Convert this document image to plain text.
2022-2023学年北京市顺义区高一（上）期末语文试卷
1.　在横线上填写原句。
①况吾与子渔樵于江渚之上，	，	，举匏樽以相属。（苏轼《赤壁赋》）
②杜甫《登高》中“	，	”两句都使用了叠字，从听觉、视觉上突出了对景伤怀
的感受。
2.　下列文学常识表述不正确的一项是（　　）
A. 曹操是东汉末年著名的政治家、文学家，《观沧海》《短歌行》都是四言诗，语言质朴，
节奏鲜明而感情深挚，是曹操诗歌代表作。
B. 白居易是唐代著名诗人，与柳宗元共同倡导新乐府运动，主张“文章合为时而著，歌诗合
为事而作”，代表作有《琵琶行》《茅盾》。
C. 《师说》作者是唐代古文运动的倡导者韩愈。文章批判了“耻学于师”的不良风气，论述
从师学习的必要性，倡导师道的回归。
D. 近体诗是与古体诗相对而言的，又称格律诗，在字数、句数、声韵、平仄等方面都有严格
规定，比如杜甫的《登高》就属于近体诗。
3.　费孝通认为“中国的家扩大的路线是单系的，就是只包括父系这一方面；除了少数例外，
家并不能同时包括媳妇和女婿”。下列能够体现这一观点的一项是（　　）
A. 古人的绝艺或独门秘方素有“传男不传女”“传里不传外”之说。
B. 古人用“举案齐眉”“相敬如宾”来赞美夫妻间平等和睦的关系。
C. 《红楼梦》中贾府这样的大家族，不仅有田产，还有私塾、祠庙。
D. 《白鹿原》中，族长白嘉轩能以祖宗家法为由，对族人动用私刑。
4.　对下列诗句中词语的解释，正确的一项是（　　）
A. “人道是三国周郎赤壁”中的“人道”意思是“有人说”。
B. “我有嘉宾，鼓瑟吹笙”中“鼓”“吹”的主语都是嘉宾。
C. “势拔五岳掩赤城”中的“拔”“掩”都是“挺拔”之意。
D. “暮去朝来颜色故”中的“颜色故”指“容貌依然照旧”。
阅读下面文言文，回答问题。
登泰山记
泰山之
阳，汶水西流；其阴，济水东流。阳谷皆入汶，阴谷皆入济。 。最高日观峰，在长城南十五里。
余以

### Stated exercise
Repeat all the entries exactly as given.

### Written solution
Convert this document image to plain text.
2022-2023学年北京市顺义区高一（上）期末语文试卷
1.　在横线上填写原句。
①况吾与子渔樵于江渚之上，	，	，举匏樽以相属。（苏轼《赤壁赋》）
②杜甫《登高》中“	，	”两句都使用了叠字，从听觉、视觉上突出了对景伤怀
的感受。
2.　下列文学常识表述不正确的一项是（　　）
A. 曹操是东汉末年著名的政治家、文学家，《观沧海》《短歌行》都是四言诗，语言质朴，
节奏鲜明而感情深挚，是曹操诗歌代表作。
B. 白居易是唐代著名诗人，与柳宗元共同倡导新乐府运动，主张“文章合为时而著，歌诗合
为事而作”，代表作有《琵琶行》《茅盾》。
C. 《师说》作者是唐代古文运动的倡导者韩愈。文章批判了“耻学于师”的不良风气，论述
从师学习的必要性，倡导师道的回归。
D. 近体诗是与古体诗相对而言的，又称格律诗，在字数、句数、声韵、平仄等方面都有严格
规定，比如杜甫的《登高》就属于近体诗。
3.　费孝通认为“中国的家扩大的路线是单系的，就是只包括父系这一方面；除了少数例外，
家并不能同时包括媳妇和女婿”。下列能够体现这一观点的一项是（　　）
A. 古人的绝艺或独门秘方素有“传男不传女”“传里不传外”之说。
B. 古人用“举案齐眉”“相敬如宾”来赞美夫妻间平等和睦的关系。
C. 《红楼梦》中贾府这样的大家族，不仅有田产，还有私塾、祠庙。
D. 《白鹿原》中，族长白嘉轩能以祖宗家法为由，对族人动用私刑。
4.　对下列诗句中词语的解释，正确的一项是（　　）
A. “人道是三国周郎赤壁”中的“人道”意思是“有人说”。
B. “我有嘉宾，鼓瑟吹笙”中“鼓”“吹”的主语都是嘉宾。
C. “势拔五岳掩赤城”中的“拔”“掩”都是“挺拔”之意。
D. “暮去朝来颜色故”中的“颜色故”指“容貌依然照旧”。
阅读下面文言文，回答问题。
登泰山记
泰山之
阳，汶水西流；其阴，济水东流。阳谷皆入汶，阴谷皆入济。 。最高日观峰，在长城南十五里。
余以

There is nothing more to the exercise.